**Exercise task:** Go through the material and pull out every line with the string "призового" in it.

**Data to process:**
"""

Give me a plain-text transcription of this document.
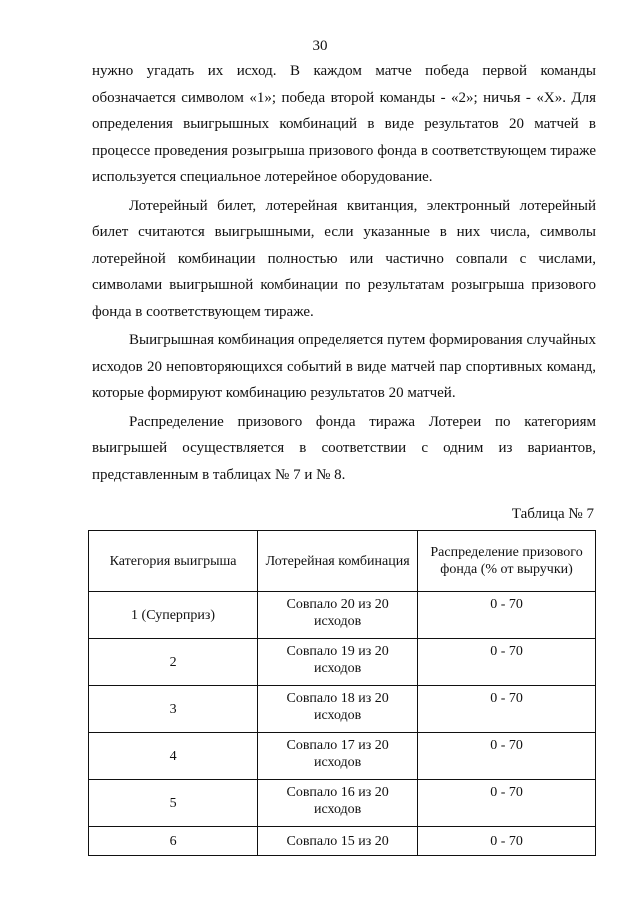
30

нужно угадать их исход. В каждом матче победа первой команды обозначается символом «1»; победа второй команды - «2»; ничья - «Х». Для определения выигрышных комбинаций в виде результатов 20 матчей в процессе проведения розыгрыша призового фонда в соответствующем тираже используется специальное лотерейное оборудование.

Лотерейный билет, лотерейная квитанция, электронный лотерейный билет считаются выигрышными, если указанные в них числа, символы лотерейной комбинации полностью или частично совпали с числами, символами выигрышной комбинации по результатам розыгрыша призового фонда в соответствующем тираже.

Выигрышная комбинация определяется путем формирования случайных исходов 20 неповторяющихся событий в виде матчей пар спортивных команд, которые формируют комбинацию результатов 20 матчей.

Распределение призового фонда тиража Лотереи по категориям выигрышей осуществляется в соответствии с одним из вариантов, представленным в таблицах № 7 и № 8.

Таблица № 7
Категория выигрыша	Лотерейная комбинация	Распределение призового фонда (% от выручки)
1 (Суперприз)	Совпало 20 из 20 исходов	0 - 70
2	Совпало 19 из 20 исходов	0 - 70
3	Совпало 18 из 20 исходов	0 - 70
4	Совпало 17 из 20 исходов	0 - 70
5	Совпало 16 из 20 исходов	0 - 70
6	Совпало 15 из 20	0 - 70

"""

**Expected answer:**
нужно угадать их исход. В каждом матче победа первой команды обозначается символом «1»; победа второй команды - «2»; ничья - «Х». Для определения выигрышных комбинаций в виде результатов 20 матчей в процессе проведения розыгрыша призового фонда в соответствующем тираже используется специальное лотерейное оборудование.
Лотерейный билет, лотерейная квитанция, электронный лотерейный билет считаются выигрышными, если указанные в них числа, символы лотерейной комбинации полностью или частично совпали с числами, символами выигрышной комбинации по результатам розыгрыша призового фонда в соответствующем тираже.
Распределение призового фонда тиража Лотереи по категориям выигрышей осуществляется в соответствии с одним из вариантов, представленным в таблицах № 7 и № 8.
Категория выигрыша	Лотерейная комбинация	Распределение призового фонда (% от выручки)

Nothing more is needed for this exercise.